Aim of the exercise :: Draw out every line with the word "Ставка" from the listing below.

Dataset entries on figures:

>> begin

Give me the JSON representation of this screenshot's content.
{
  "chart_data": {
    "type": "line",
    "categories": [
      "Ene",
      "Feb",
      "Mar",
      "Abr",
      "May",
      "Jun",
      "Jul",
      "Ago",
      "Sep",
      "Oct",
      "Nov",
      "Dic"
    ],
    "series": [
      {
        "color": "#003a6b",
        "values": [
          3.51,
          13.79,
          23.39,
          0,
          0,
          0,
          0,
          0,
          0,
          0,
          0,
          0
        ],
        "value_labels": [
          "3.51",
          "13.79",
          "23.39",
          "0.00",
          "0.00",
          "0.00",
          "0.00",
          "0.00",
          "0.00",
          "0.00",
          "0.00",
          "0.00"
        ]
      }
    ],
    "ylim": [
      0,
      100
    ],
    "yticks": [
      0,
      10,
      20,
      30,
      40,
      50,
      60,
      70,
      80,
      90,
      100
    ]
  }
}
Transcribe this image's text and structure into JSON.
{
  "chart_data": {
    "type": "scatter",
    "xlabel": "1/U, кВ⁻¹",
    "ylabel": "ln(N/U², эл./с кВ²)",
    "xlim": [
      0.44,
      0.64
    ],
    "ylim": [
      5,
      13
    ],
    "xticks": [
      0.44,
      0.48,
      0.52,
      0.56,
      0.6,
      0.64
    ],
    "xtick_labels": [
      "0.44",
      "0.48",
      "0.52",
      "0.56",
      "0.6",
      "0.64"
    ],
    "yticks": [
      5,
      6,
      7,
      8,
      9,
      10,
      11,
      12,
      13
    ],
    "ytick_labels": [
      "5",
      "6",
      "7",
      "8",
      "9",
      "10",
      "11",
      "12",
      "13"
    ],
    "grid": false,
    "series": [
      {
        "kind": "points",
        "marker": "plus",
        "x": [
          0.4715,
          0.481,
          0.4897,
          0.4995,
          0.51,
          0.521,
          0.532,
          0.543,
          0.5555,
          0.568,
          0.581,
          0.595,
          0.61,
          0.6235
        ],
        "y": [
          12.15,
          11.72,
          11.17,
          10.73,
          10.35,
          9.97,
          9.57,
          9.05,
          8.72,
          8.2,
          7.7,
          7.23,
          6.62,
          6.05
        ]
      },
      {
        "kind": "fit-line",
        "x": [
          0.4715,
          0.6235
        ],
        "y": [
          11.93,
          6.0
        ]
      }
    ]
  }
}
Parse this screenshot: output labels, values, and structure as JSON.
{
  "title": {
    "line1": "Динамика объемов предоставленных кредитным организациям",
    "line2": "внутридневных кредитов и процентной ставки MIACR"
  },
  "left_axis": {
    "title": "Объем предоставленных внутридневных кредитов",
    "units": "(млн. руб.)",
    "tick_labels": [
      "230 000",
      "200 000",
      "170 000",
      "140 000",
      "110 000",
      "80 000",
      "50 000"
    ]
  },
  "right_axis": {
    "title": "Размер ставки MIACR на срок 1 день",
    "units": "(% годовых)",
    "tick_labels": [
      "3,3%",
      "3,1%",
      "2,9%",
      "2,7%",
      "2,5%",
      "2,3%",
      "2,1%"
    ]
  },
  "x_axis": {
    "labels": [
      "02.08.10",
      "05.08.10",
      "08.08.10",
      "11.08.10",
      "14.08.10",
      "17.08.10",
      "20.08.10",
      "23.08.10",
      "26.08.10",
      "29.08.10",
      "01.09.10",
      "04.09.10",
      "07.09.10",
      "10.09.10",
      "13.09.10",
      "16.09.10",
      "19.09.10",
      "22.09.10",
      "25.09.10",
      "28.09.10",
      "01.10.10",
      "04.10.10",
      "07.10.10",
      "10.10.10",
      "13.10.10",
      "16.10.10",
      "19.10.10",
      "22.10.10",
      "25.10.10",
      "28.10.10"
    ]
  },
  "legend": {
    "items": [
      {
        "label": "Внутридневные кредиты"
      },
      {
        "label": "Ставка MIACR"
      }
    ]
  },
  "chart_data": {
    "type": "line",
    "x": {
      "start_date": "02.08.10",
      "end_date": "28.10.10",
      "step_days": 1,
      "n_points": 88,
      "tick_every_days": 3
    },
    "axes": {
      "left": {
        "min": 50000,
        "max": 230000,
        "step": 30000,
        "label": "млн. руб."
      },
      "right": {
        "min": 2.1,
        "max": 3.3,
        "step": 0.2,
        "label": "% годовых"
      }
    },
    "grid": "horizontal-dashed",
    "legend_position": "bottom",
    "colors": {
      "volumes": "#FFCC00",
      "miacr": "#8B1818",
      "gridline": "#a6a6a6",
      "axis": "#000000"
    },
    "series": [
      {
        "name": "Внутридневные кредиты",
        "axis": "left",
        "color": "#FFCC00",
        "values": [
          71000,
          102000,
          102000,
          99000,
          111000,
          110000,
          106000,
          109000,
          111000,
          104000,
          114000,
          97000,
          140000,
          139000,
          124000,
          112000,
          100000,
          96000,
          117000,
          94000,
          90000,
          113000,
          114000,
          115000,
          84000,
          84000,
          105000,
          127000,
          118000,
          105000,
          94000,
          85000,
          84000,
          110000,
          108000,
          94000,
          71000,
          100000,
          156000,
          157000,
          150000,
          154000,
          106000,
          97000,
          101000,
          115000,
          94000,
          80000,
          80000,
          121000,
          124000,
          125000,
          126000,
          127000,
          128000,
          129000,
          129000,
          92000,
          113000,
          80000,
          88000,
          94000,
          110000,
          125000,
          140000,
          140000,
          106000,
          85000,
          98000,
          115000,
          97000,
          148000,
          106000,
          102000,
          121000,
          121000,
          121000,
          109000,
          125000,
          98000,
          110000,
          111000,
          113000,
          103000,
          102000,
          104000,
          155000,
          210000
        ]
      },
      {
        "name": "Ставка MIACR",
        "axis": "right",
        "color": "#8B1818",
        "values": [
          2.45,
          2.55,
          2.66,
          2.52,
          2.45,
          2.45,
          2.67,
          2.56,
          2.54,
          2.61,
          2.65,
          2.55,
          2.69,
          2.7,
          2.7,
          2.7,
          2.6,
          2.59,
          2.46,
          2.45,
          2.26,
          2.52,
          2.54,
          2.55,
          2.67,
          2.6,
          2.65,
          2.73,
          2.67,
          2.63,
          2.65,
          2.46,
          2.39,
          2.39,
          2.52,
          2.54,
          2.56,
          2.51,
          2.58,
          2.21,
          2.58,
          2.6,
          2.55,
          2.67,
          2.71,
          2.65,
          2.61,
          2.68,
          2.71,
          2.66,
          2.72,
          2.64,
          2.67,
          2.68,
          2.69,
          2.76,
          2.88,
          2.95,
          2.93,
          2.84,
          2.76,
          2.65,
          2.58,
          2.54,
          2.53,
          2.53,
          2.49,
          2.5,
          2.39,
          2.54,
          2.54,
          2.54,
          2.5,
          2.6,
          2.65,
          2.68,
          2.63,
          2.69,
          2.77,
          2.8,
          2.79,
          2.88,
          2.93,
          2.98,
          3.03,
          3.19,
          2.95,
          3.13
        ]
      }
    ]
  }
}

>> end

Output of the task ::
        "label": "Ставка MIACR"
        "name": "Ставка MIACR",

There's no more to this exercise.